§ What the task asks: Copy every line from the records below that holds the word "через".

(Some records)
<<<<
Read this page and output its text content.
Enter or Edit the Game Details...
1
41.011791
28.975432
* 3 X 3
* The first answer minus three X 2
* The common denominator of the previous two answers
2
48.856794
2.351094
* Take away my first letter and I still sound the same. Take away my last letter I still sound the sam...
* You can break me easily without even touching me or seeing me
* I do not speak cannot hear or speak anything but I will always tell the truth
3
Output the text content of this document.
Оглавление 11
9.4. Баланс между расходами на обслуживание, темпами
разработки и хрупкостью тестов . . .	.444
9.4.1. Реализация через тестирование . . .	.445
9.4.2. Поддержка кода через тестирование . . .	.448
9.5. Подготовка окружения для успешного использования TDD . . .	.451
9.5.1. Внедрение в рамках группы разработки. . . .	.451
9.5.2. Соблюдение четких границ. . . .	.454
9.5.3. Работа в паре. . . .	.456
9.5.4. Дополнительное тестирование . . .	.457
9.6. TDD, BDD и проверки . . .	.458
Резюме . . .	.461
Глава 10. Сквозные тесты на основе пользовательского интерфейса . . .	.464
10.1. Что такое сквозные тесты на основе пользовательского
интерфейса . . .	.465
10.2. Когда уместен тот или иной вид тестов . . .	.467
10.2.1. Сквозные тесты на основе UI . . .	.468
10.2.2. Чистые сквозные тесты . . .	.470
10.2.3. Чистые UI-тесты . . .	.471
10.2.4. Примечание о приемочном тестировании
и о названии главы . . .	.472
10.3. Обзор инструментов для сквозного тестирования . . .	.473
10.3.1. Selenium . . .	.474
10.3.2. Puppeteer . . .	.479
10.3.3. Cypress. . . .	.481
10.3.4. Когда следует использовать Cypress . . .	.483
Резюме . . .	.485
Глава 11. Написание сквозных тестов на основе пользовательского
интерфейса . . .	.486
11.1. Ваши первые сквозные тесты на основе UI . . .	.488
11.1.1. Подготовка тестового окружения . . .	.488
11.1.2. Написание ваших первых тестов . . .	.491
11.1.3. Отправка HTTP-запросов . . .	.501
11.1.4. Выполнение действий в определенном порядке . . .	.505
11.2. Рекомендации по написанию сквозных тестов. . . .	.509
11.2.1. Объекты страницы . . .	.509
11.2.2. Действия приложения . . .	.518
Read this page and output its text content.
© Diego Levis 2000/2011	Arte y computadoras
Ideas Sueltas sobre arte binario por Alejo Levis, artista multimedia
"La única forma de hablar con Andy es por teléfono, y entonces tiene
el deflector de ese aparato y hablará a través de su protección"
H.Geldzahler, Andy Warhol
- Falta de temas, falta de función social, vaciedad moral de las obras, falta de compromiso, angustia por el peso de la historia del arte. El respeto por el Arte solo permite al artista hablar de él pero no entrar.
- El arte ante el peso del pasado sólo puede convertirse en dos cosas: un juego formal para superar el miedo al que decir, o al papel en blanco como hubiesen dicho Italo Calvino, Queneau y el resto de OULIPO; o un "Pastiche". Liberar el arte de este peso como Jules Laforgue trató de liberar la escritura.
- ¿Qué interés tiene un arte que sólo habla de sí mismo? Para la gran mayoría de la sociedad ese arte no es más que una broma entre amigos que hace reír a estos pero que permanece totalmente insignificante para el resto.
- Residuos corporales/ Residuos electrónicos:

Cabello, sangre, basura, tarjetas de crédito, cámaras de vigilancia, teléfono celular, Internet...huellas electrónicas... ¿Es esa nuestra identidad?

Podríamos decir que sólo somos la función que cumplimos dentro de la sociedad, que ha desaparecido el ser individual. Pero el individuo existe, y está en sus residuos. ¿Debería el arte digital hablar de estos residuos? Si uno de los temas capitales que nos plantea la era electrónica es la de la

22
>>>>
§ Full response:
9.4.1. Реализация через тестирование . . .	.445
9.4.2. Поддержка кода через тестирование . . .	.448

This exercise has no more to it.